### Short exercise
Retype the full set of records. Keep every character identical.

### Data to process
^^^^
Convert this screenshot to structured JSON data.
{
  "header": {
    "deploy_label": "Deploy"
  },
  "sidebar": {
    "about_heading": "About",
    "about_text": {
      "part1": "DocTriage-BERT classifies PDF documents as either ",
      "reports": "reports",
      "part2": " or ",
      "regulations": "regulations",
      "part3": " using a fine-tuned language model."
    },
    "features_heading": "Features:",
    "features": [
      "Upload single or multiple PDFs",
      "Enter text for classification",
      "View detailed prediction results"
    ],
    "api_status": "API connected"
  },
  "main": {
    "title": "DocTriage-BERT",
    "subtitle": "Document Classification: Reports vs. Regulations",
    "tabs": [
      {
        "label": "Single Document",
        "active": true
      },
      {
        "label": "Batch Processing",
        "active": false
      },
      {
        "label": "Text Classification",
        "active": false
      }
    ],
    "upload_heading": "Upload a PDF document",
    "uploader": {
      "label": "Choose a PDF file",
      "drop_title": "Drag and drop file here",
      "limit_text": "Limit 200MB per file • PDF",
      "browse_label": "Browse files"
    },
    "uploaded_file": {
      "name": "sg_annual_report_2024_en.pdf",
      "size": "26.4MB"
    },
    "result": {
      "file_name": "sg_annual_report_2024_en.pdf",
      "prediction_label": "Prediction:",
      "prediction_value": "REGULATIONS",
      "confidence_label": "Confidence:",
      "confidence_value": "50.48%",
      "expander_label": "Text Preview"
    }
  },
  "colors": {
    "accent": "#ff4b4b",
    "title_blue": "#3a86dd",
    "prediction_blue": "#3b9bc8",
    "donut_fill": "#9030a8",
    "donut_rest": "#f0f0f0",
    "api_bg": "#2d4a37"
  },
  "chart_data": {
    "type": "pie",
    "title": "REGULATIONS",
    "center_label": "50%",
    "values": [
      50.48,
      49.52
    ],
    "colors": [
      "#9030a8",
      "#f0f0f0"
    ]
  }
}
^^^^
### Worked answer
Convert this screenshot to structured JSON data.
{
  "header": {
    "deploy_label": "Deploy"
  },
  "sidebar": {
    "about_heading": "About",
    "about_text": {
      "part1": "DocTriage-BERT classifies PDF documents as either ",
      "reports": "reports",
      "part2": " or ",
      "regulations": "regulations",
      "part3": " using a fine-tuned language model."
    },
    "features_heading": "Features:",
    "features": [
      "Upload single or multiple PDFs",
      "Enter text for classification",
      "View detailed prediction results"
    ],
    "api_status": "API connected"
  },
  "main": {
    "title": "DocTriage-BERT",
    "subtitle": "Document Classification: Reports vs. Regulations",
    "tabs": [
      {
        "label": "Single Document",
        "active": true
      },
      {
        "label": "Batch Processing",
        "active": false
      },
      {
        "label": "Text Classification",
        "active": false
      }
    ],
    "upload_heading": "Upload a PDF document",
    "uploader": {
      "label": "Choose a PDF file",
      "drop_title": "Drag and drop file here",
      "limit_text": "Limit 200MB per file • PDF",
      "browse_label": "Browse files"
    },
    "uploaded_file": {
      "name": "sg_annual_report_2024_en.pdf",
      "size": "26.4MB"
    },
    "result": {
      "file_name": "sg_annual_report_2024_en.pdf",
      "prediction_label": "Prediction:",
      "prediction_value": "REGULATIONS",
      "confidence_label": "Confidence:",
      "confidence_value": "50.48%",
      "expander_label": "Text Preview"
    }
  },
  "colors": {
    "accent": "#ff4b4b",
    "title_blue": "#3a86dd",
    "prediction_blue": "#3b9bc8",
    "donut_fill": "#9030a8",
    "donut_rest": "#f0f0f0",
    "api_bg": "#2d4a37"
  },
  "chart_data": {
    "type": "pie",
    "title": "REGULATIONS",
    "center_label": "50%",
    "values": [
      50.48,
      49.52
    ],
    "colors": [
      "#9030a8",
      "#f0f0f0"
    ]
  }
}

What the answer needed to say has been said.